## Material provided
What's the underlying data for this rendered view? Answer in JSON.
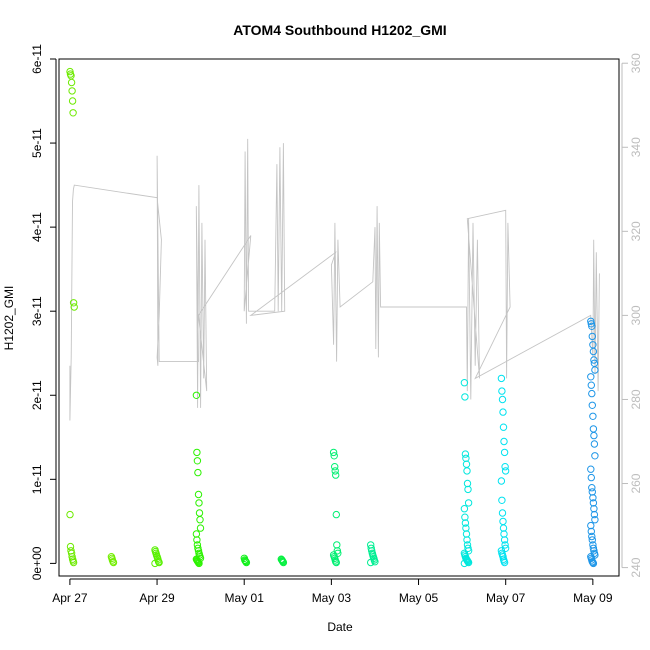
{
  "chart_data": {
    "type": "scatter",
    "title": "ATOM4 Southbound H1202_GMI",
    "xlabel": "Date",
    "ylabel": "H1202_GMI",
    "x_unit": "days since Apr 26 00:00",
    "xlim": [
      0.75,
      13.6
    ],
    "ylim": [
      -1.5e-12,
      6e-11
    ],
    "x_ticks": [
      {
        "label": "Apr 27",
        "value": 1
      },
      {
        "label": "Apr 29",
        "value": 3
      },
      {
        "label": "May 01",
        "value": 5
      },
      {
        "label": "May 03",
        "value": 7
      },
      {
        "label": "May 05",
        "value": 9
      },
      {
        "label": "May 07",
        "value": 11
      },
      {
        "label": "May 09",
        "value": 13
      }
    ],
    "y_ticks": [
      {
        "label": "0e+00",
        "value": 0
      },
      {
        "label": "1e-11",
        "value": 1e-11
      },
      {
        "label": "2e-11",
        "value": 2e-11
      },
      {
        "label": "3e-11",
        "value": 3e-11
      },
      {
        "label": "4e-11",
        "value": 4e-11
      },
      {
        "label": "5e-11",
        "value": 5e-11
      },
      {
        "label": "6e-11",
        "value": 6e-11
      }
    ],
    "secondary_axis": {
      "description": "right axis, grey (flight track secondary variable)",
      "range": [
        238,
        361
      ],
      "ticks": [
        {
          "label": "240",
          "value": 240
        },
        {
          "label": "260",
          "value": 260
        },
        {
          "label": "280",
          "value": 280
        },
        {
          "label": "300",
          "value": 300
        },
        {
          "label": "320",
          "value": 320
        },
        {
          "label": "340",
          "value": 340
        },
        {
          "label": "360",
          "value": 360
        }
      ]
    },
    "series": [
      {
        "name": "H1202_GMI",
        "marker": "open-circle",
        "clusters": [
          {
            "x": 1.05,
            "color": "#6dea00",
            "values": [
              5.85e-11,
              5.82e-11,
              5.8e-11,
              5.72e-11,
              5.62e-11,
              5.5e-11,
              5.36e-11,
              3.1e-11,
              3.05e-11,
              5.8e-12,
              2e-12,
              1.5e-12,
              1.2e-12,
              8e-13,
              5e-13,
              3e-13,
              1e-13
            ]
          },
          {
            "x": 2.0,
            "color": "#72ee00",
            "values": [
              8e-13,
              6e-13,
              4e-13,
              2e-13,
              1e-13
            ]
          },
          {
            "x": 3.0,
            "color": "#58f000",
            "values": [
              1.6e-12,
              1.4e-12,
              1.2e-12,
              1e-12,
              8e-13,
              6e-13,
              4e-13,
              2e-13,
              1e-13,
              0.0
            ]
          },
          {
            "x": 3.95,
            "color": "#2cf200",
            "values": [
              2e-11,
              1.32e-11,
              1.22e-11,
              1.08e-11,
              8.2e-12,
              7.2e-12,
              6e-12,
              5.2e-12,
              4.2e-12,
              3.5e-12,
              2.8e-12,
              2.2e-12,
              1.8e-12,
              1.5e-12,
              1.2e-12,
              1e-12,
              8e-13,
              6e-13,
              5e-13,
              4e-13,
              3e-13,
              2e-13,
              1e-13,
              0.0
            ]
          },
          {
            "x": 5.05,
            "color": "#10f01a",
            "values": [
              6e-13,
              4e-13,
              3e-13,
              2e-13,
              1e-13
            ]
          },
          {
            "x": 5.9,
            "color": "#06f040",
            "values": [
              5e-13,
              4e-13,
              3e-13,
              2e-13,
              1e-13
            ]
          },
          {
            "x": 7.1,
            "color": "#00ef72",
            "values": [
              1.32e-11,
              1.28e-11,
              1.15e-11,
              1.1e-11,
              1.05e-11,
              5.8e-12,
              2.2e-12,
              1.5e-12,
              1.2e-12,
              1e-12,
              8e-13,
              6e-13,
              4e-13,
              2e-13,
              1e-13
            ]
          },
          {
            "x": 7.95,
            "color": "#00ee92",
            "values": [
              2.2e-12,
              1.8e-12,
              1.5e-12,
              1.2e-12,
              1e-12,
              8e-13,
              6e-13,
              4e-13,
              2e-13,
              1e-13
            ]
          },
          {
            "x": 10.1,
            "color": "#00e7dd",
            "values": [
              2.15e-11,
              1.98e-11,
              1.3e-11,
              1.25e-11,
              1.18e-11,
              1.1e-11,
              9.5e-12,
              8.8e-12,
              7.2e-12,
              6.5e-12,
              5.5e-12,
              4.8e-12,
              4.2e-12,
              3.5e-12,
              2.8e-12,
              2.2e-12,
              1.8e-12,
              1.5e-12,
              1.2e-12,
              1e-12,
              8e-13,
              6e-13,
              5e-13,
              4e-13,
              3e-13,
              2e-13,
              1e-13,
              0.0
            ]
          },
          {
            "x": 10.95,
            "color": "#00e2f0",
            "values": [
              2.2e-11,
              2.05e-11,
              1.95e-11,
              1.8e-11,
              1.62e-11,
              1.45e-11,
              1.32e-11,
              1.15e-11,
              1.1e-11,
              9.8e-12,
              7.5e-12,
              6e-12,
              5e-12,
              4.2e-12,
              3.5e-12,
              2.8e-12,
              2.2e-12,
              1.8e-12,
              1.5e-12,
              1.2e-12,
              1e-12,
              8e-13,
              5e-13,
              3e-13,
              1e-13
            ]
          },
          {
            "x": 13.0,
            "color": "#1e96e8",
            "values": [
              2.88e-11,
              2.85e-11,
              2.82e-11,
              2.7e-11,
              2.6e-11,
              2.52e-11,
              2.42e-11,
              2.38e-11,
              2.3e-11,
              2.22e-11,
              2.12e-11,
              2.02e-11,
              1.88e-11,
              1.75e-11,
              1.6e-11,
              1.52e-11,
              1.42e-11,
              1.28e-11,
              1.12e-11,
              1.02e-11,
              9e-12,
              8.5e-12,
              7.8e-12,
              7.2e-12,
              6.5e-12,
              5.8e-12,
              5.2e-12,
              4.5e-12,
              3.8e-12,
              3.2e-12,
              2.8e-12,
              2.2e-12,
              1.8e-12,
              1.5e-12,
              1.2e-12,
              1e-12,
              8e-13,
              6e-13,
              4e-13,
              2e-13,
              1e-13,
              0.0
            ]
          }
        ]
      },
      {
        "name": "flight track (secondary axis)",
        "style": "grey-line",
        "color": "#c4c4c4",
        "points": [
          [
            1.0,
            288
          ],
          [
            1.0,
            275
          ],
          [
            1.03,
            290
          ],
          [
            1.06,
            327
          ],
          [
            1.08,
            330
          ],
          [
            1.1,
            331
          ],
          [
            3.0,
            328
          ],
          [
            3.1,
            318
          ],
          [
            3.05,
            300
          ],
          [
            3.0,
            290
          ],
          [
            3.02,
            288
          ],
          [
            3.0,
            338
          ],
          [
            3.05,
            289
          ],
          [
            3.95,
            289
          ],
          [
            3.9,
            326
          ],
          [
            3.93,
            278
          ],
          [
            3.96,
            331
          ],
          [
            4.0,
            278
          ],
          [
            4.03,
            322
          ],
          [
            4.07,
            285
          ],
          [
            4.1,
            318
          ],
          [
            4.14,
            282
          ],
          [
            3.95,
            300
          ],
          [
            5.15,
            319
          ],
          [
            5.0,
            301
          ],
          [
            5.02,
            339
          ],
          [
            5.05,
            298
          ],
          [
            5.08,
            342
          ],
          [
            5.1,
            301
          ],
          [
            5.7,
            301
          ],
          [
            5.75,
            336
          ],
          [
            5.78,
            301
          ],
          [
            5.82,
            340
          ],
          [
            5.86,
            301
          ],
          [
            5.9,
            341
          ],
          [
            5.93,
            301
          ],
          [
            5.15,
            300
          ],
          [
            7.1,
            315
          ],
          [
            7.0,
            312
          ],
          [
            7.05,
            293
          ],
          [
            7.08,
            322
          ],
          [
            7.12,
            289
          ],
          [
            7.15,
            318
          ],
          [
            7.2,
            302
          ],
          [
            7.95,
            308
          ],
          [
            8.0,
            321
          ],
          [
            8.02,
            292
          ],
          [
            8.05,
            326
          ],
          [
            8.08,
            290
          ],
          [
            8.1,
            322
          ],
          [
            8.13,
            302
          ],
          [
            10.1,
            302
          ],
          [
            10.12,
            282
          ],
          [
            10.15,
            323
          ],
          [
            10.2,
            280
          ],
          [
            10.25,
            322
          ],
          [
            10.3,
            288
          ],
          [
            10.35,
            318
          ],
          [
            10.4,
            285
          ],
          [
            10.12,
            323
          ],
          [
            11.0,
            325
          ],
          [
            11.02,
            285
          ],
          [
            11.05,
            322
          ],
          [
            11.1,
            302
          ],
          [
            10.3,
            285
          ],
          [
            12.95,
            300
          ],
          [
            13.0,
            290
          ],
          [
            13.02,
            318
          ],
          [
            13.05,
            286
          ],
          [
            13.08,
            315
          ],
          [
            13.12,
            282
          ],
          [
            13.15,
            310
          ]
        ]
      }
    ]
  }
}
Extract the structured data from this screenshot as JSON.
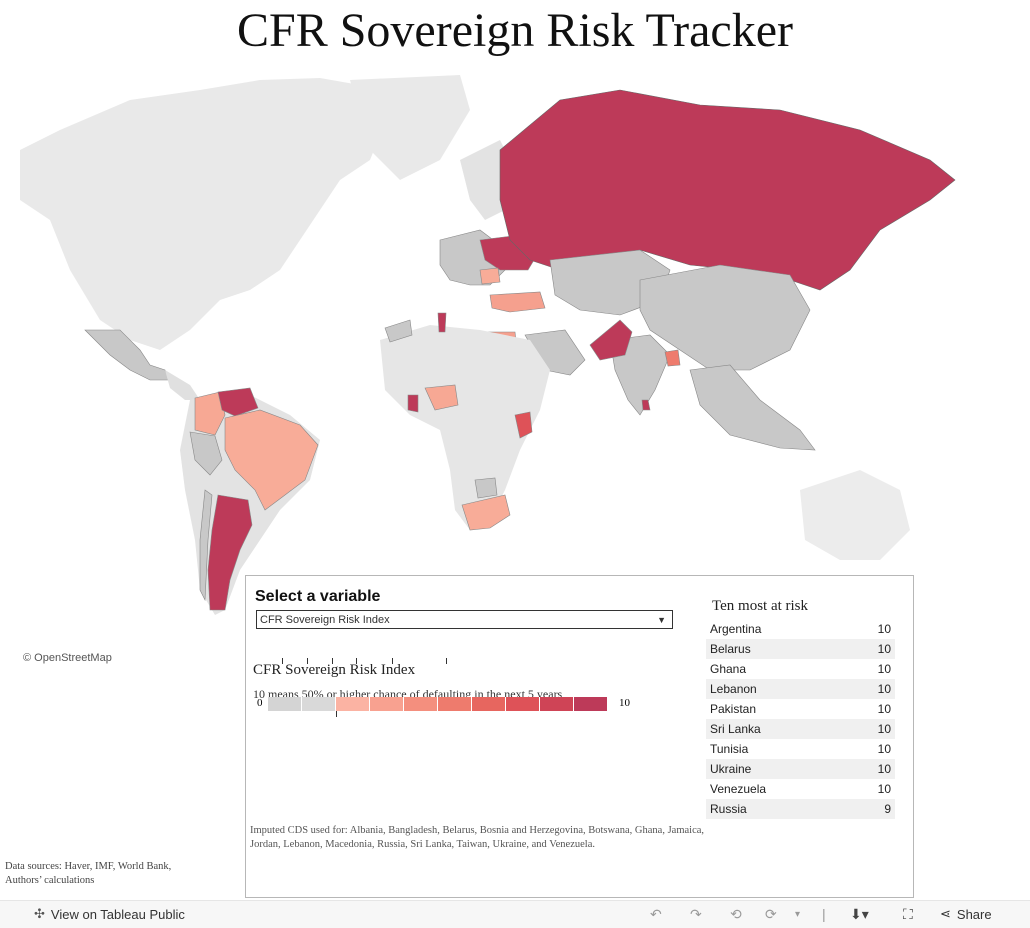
{
  "title": "CFR Sovereign Risk Tracker",
  "map": {
    "attribution": "© OpenStreetMap",
    "colors": {
      "land": "#e9e9e9",
      "no_data": "#c8c8c8",
      "water": "#ffffff"
    }
  },
  "selector": {
    "label": "Select a variable",
    "value": "CFR Sovereign Risk Index"
  },
  "legend": {
    "title": "CFR Sovereign Risk Index",
    "subtitle": "10 means 50% or higher chance of defaulting in the next 5 years",
    "min_label": "0",
    "max_label": "10",
    "scale_colors": [
      "#d4d4d4",
      "#d9d9d9",
      "#fbb3a3",
      "#f8a190",
      "#f48f7e",
      "#ee7b6d",
      "#e7665f",
      "#de5258",
      "#cf4456",
      "#bd3a59"
    ]
  },
  "top_risk": {
    "title": "Ten most at risk",
    "rows": [
      {
        "country": "Argentina",
        "value": "10"
      },
      {
        "country": "Belarus",
        "value": "10"
      },
      {
        "country": "Ghana",
        "value": "10"
      },
      {
        "country": "Lebanon",
        "value": "10"
      },
      {
        "country": "Pakistan",
        "value": "10"
      },
      {
        "country": "Sri Lanka",
        "value": "10"
      },
      {
        "country": "Tunisia",
        "value": "10"
      },
      {
        "country": "Ukraine",
        "value": "10"
      },
      {
        "country": "Venezuela",
        "value": "10"
      },
      {
        "country": "Russia",
        "value": "9"
      }
    ]
  },
  "imputed_note": "Imputed CDS used for: Albania, Bangladesh, Belarus, Bosnia and Herzegovina, Botswana, Ghana, Jamaica, Jordan, Lebanon, Macedonia, Russia, Sri Lanka, Taiwan, Ukraine, and Venezuela.",
  "sources": {
    "line1": "Data sources: Haver, IMF, World Bank,",
    "line2": "Authors’ calculations"
  },
  "toolbar": {
    "view_label": "View on Tableau Public",
    "share_label": "Share"
  }
}
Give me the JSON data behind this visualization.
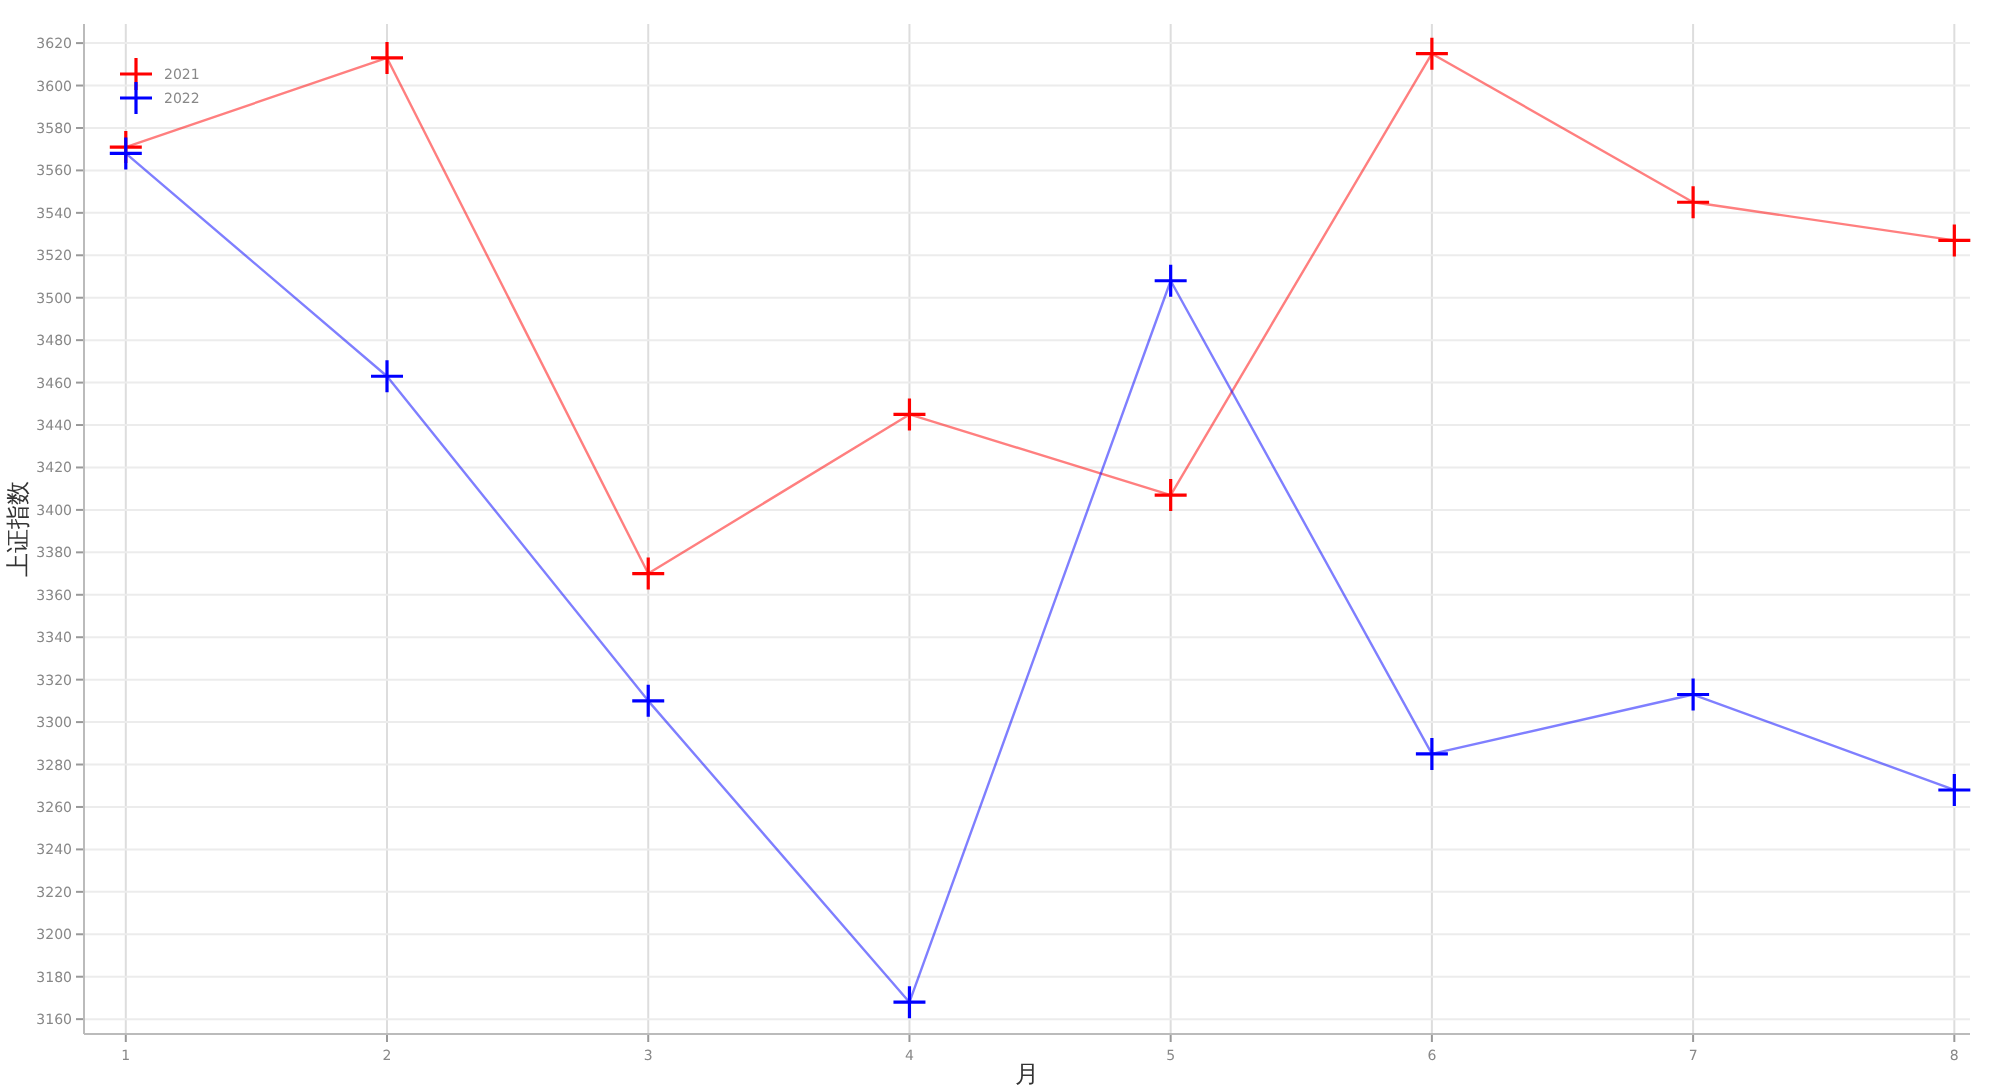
{
  "chart_data": {
    "type": "line",
    "xlabel": "月",
    "ylabel": "上证指数",
    "x": [
      1,
      2,
      3,
      4,
      5,
      6,
      7,
      8
    ],
    "series": [
      {
        "name": "2021",
        "color": "#ff0000",
        "values": [
          3571,
          3613,
          3370,
          3445,
          3407,
          3615,
          3545,
          3527
        ]
      },
      {
        "name": "2022",
        "color": "#0000ff",
        "values": [
          3568,
          3463,
          3310,
          3168,
          3508,
          3285,
          3313,
          3268
        ]
      }
    ],
    "xlim": [
      0.84,
      8.06
    ],
    "xticks": [
      1,
      2,
      3,
      4,
      5,
      6,
      7,
      8
    ],
    "ylim": [
      3153,
      3629
    ],
    "yticks": [
      3160,
      3180,
      3200,
      3220,
      3240,
      3260,
      3280,
      3300,
      3320,
      3340,
      3360,
      3380,
      3400,
      3420,
      3440,
      3460,
      3480,
      3500,
      3520,
      3540,
      3560,
      3580,
      3600,
      3620
    ],
    "grid": true,
    "legend": "top left",
    "marker": "cross",
    "line_style": "solid"
  }
}
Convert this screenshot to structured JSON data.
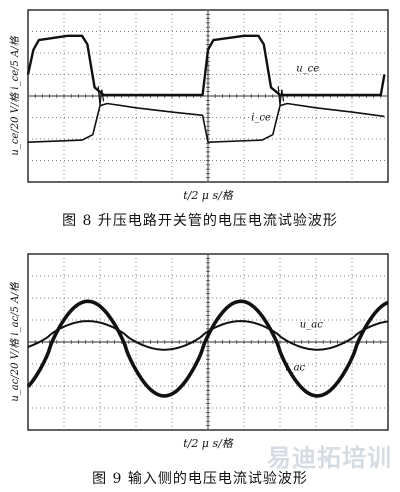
{
  "chart_data": [
    {
      "type": "line",
      "title": "",
      "caption": "图 8   升压电路开关管的电压电流试验波形",
      "xlabel": "t/2  μ s/格",
      "ylabel": "u_ce/20 V/格  i_ce/5 A/格",
      "grid": true,
      "grid_divisions": [
        10,
        8
      ],
      "x_range": [
        0,
        20
      ],
      "y_range": [
        -8,
        8
      ],
      "series": [
        {
          "name": "u_ce",
          "points": [
            [
              0,
              2.0
            ],
            [
              0.3,
              4.3
            ],
            [
              0.6,
              5.2
            ],
            [
              2.2,
              5.6
            ],
            [
              3.0,
              5.6
            ],
            [
              3.3,
              4.8
            ],
            [
              3.7,
              0.8
            ],
            [
              4.2,
              0.1
            ],
            [
              9.7,
              0.1
            ],
            [
              10.0,
              4.3
            ],
            [
              10.3,
              5.2
            ],
            [
              12.0,
              5.6
            ],
            [
              12.8,
              5.6
            ],
            [
              13.1,
              4.8
            ],
            [
              13.5,
              0.8
            ],
            [
              14.0,
              0.1
            ],
            [
              19.6,
              0.1
            ],
            [
              19.8,
              2.0
            ]
          ]
        },
        {
          "name": "i_ce",
          "points": [
            [
              0,
              -4.3
            ],
            [
              3.0,
              -4.1
            ],
            [
              3.6,
              -3.6
            ],
            [
              4.0,
              -0.9
            ],
            [
              4.4,
              -0.7
            ],
            [
              6.0,
              -1.1
            ],
            [
              8.0,
              -1.5
            ],
            [
              9.7,
              -1.8
            ],
            [
              10.0,
              -4.3
            ],
            [
              13.0,
              -4.1
            ],
            [
              13.6,
              -3.6
            ],
            [
              14.0,
              -0.9
            ],
            [
              14.4,
              -0.7
            ],
            [
              16.0,
              -1.1
            ],
            [
              18.0,
              -1.5
            ],
            [
              19.8,
              -1.9
            ]
          ]
        }
      ],
      "annotations": {
        "u_ce": "u_ce",
        "i_ce": "i_ce"
      }
    },
    {
      "type": "line",
      "title": "",
      "caption": "图 9   输入侧的电压电流试验波形",
      "xlabel": "t/2  μ s/格",
      "ylabel": "u_ac/20 V/格  i_ac/5 A/格",
      "grid": true,
      "grid_divisions": [
        10,
        8
      ],
      "x_range": [
        0,
        20
      ],
      "y_range": [
        -8,
        8
      ],
      "series": [
        {
          "name": "u_ac",
          "amplitude": 4.3,
          "period": 8.5,
          "phase_zero_at": 1.2,
          "offset": -0.6
        },
        {
          "name": "i_ac",
          "amplitude": 1.3,
          "period": 8.5,
          "phase_zero_at": 1.2,
          "offset": 0.6
        }
      ],
      "annotations": {
        "u_ac": "u_ac",
        "i_ac": "i_ac"
      }
    }
  ],
  "watermark": "易迪拓培训"
}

## To be done
Report how many lines of the listing hold the word "Index", with nothing but the number.

## Exercise output
2